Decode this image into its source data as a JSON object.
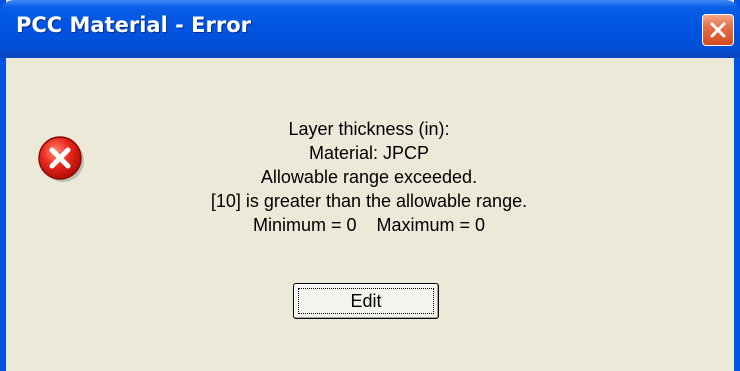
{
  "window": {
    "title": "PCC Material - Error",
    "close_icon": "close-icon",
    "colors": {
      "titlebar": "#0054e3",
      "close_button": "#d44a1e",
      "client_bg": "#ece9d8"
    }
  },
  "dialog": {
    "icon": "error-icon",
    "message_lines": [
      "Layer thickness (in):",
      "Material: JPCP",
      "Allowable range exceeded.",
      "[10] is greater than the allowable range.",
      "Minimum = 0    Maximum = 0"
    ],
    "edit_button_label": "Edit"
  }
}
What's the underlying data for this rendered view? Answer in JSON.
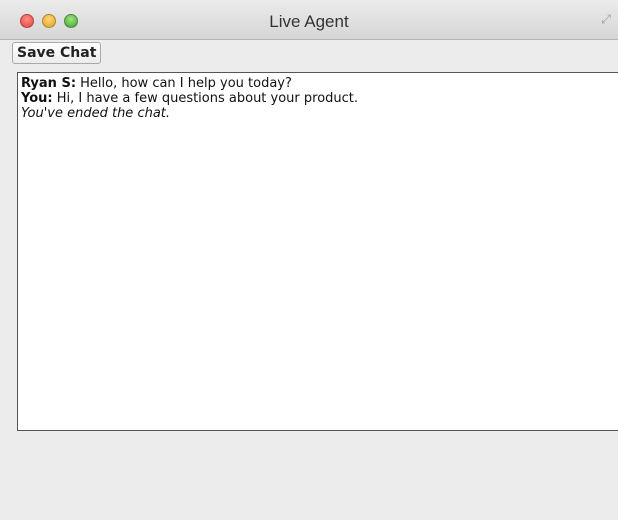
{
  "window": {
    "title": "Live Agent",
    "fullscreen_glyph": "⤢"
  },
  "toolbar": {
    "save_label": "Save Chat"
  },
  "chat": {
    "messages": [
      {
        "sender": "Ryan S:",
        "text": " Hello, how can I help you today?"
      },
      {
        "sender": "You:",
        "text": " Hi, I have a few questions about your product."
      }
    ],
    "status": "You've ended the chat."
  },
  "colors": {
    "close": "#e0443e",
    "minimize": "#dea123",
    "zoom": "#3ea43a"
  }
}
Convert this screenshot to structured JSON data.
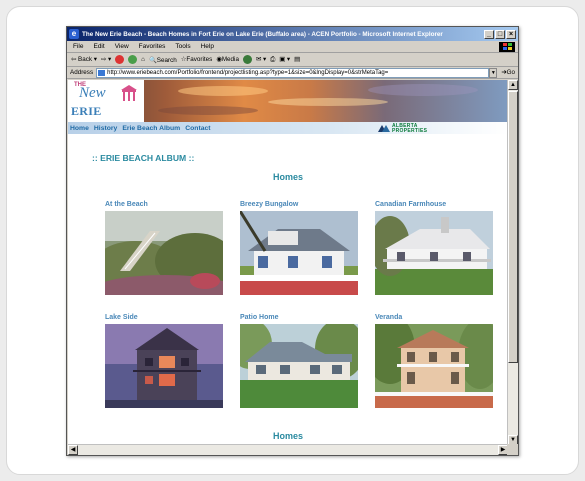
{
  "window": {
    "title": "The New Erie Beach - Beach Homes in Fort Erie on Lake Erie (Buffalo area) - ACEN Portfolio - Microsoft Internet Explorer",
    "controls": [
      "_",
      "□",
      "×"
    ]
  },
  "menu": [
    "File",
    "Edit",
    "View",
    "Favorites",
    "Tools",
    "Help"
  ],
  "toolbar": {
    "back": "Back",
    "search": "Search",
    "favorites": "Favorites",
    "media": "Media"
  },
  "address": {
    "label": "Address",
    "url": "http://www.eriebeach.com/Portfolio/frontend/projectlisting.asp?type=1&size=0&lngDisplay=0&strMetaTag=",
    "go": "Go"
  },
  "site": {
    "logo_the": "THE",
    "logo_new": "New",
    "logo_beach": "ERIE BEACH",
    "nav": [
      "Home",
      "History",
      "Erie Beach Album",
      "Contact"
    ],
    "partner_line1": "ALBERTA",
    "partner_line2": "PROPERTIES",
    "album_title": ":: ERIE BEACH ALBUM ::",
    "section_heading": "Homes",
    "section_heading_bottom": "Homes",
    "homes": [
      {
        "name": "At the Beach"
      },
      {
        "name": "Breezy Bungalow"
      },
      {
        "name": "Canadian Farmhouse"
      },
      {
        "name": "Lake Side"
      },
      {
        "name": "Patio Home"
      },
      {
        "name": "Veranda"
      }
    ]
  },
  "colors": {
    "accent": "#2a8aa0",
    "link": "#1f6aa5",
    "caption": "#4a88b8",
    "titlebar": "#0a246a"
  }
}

=== The task ===
Take the records above and transcribe them exactly, dropping every picture.

=== Task response ===
Decode this image into its source data as a JSON object.
{
  "window": {
    "title": "PCC Material - Error",
    "close_icon": "close-icon",
    "colors": {
      "titlebar": "#0054e3",
      "close_button": "#d44a1e",
      "client_bg": "#ece9d8"
    }
  },
  "dialog": {
    "icon": "error-icon",
    "message_lines": [
      "Layer thickness (in):",
      "Material: JPCP",
      "Allowable range exceeded.",
      "[10] is greater than the allowable range.",
      "Minimum = 0    Maximum = 0"
    ],
    "edit_button_label": "Edit"
  }
}
What's the underlying data for this rendered view? Answer in JSON.
{
  "window": {
    "title": "Live Agent",
    "fullscreen_glyph": "⤢"
  },
  "toolbar": {
    "save_label": "Save Chat"
  },
  "chat": {
    "messages": [
      {
        "sender": "Ryan S:",
        "text": " Hello, how can I help you today?"
      },
      {
        "sender": "You:",
        "text": " Hi, I have a few questions about your product."
      }
    ],
    "status": "You've ended the chat."
  },
  "colors": {
    "close": "#e0443e",
    "minimize": "#dea123",
    "zoom": "#3ea43a"
  }
}
Convert this screenshot to structured JSON data.
{
  "window": {
    "title": "The New Erie Beach - Beach Homes in Fort Erie on Lake Erie (Buffalo area) - ACEN Portfolio - Microsoft Internet Explorer",
    "controls": [
      "_",
      "□",
      "×"
    ]
  },
  "menu": [
    "File",
    "Edit",
    "View",
    "Favorites",
    "Tools",
    "Help"
  ],
  "toolbar": {
    "back": "Back",
    "search": "Search",
    "favorites": "Favorites",
    "media": "Media"
  },
  "address": {
    "label": "Address",
    "url": "http://www.eriebeach.com/Portfolio/frontend/projectlisting.asp?type=1&size=0&lngDisplay=0&strMetaTag=",
    "go": "Go"
  },
  "site": {
    "logo_the": "THE",
    "logo_new": "New",
    "logo_beach": "ERIE BEACH",
    "nav": [
      "Home",
      "History",
      "Erie Beach Album",
      "Contact"
    ],
    "partner_line1": "ALBERTA",
    "partner_line2": "PROPERTIES",
    "album_title": ":: ERIE BEACH ALBUM ::",
    "section_heading": "Homes",
    "section_heading_bottom": "Homes",
    "homes": [
      {
        "name": "At the Beach"
      },
      {
        "name": "Breezy Bungalow"
      },
      {
        "name": "Canadian Farmhouse"
      },
      {
        "name": "Lake Side"
      },
      {
        "name": "Patio Home"
      },
      {
        "name": "Veranda"
      }
    ]
  },
  "colors": {
    "accent": "#2a8aa0",
    "link": "#1f6aa5",
    "caption": "#4a88b8",
    "titlebar": "#0a246a"
  }
}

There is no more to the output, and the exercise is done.